* start Source data *

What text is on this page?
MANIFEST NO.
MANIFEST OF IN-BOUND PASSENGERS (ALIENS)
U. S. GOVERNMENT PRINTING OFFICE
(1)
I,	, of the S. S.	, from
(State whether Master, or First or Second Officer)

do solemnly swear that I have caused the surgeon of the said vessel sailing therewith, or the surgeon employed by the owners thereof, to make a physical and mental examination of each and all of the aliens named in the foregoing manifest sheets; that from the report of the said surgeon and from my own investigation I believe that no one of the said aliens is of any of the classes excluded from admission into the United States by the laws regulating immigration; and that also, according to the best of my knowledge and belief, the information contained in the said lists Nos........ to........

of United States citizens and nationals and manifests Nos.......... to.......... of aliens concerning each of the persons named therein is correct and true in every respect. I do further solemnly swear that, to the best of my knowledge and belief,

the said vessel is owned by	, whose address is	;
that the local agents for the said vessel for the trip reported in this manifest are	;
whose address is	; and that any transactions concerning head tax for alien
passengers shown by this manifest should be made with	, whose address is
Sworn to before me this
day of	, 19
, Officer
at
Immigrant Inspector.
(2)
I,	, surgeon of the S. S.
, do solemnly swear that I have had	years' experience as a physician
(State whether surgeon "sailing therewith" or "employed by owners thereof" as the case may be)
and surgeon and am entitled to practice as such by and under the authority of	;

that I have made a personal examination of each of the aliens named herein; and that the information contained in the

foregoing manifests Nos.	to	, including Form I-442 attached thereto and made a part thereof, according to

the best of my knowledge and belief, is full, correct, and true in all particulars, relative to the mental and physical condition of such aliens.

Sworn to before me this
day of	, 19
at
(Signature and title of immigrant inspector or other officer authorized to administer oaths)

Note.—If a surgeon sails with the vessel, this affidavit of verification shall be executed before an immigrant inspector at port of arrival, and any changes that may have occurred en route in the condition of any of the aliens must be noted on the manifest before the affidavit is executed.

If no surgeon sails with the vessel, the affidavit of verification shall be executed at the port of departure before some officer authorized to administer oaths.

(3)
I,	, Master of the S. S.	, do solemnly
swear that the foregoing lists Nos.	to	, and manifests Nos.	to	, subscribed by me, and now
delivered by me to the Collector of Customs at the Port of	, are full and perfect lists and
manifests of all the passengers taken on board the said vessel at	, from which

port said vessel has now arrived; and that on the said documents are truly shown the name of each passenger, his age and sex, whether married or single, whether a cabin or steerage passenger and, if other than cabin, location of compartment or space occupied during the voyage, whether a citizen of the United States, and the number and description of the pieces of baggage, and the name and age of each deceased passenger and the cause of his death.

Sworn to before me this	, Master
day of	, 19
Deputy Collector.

* end Source data *

• Task statement: Using the listing above, state the number of lines that hold "therewith", with no other text.

• Response to this task: 2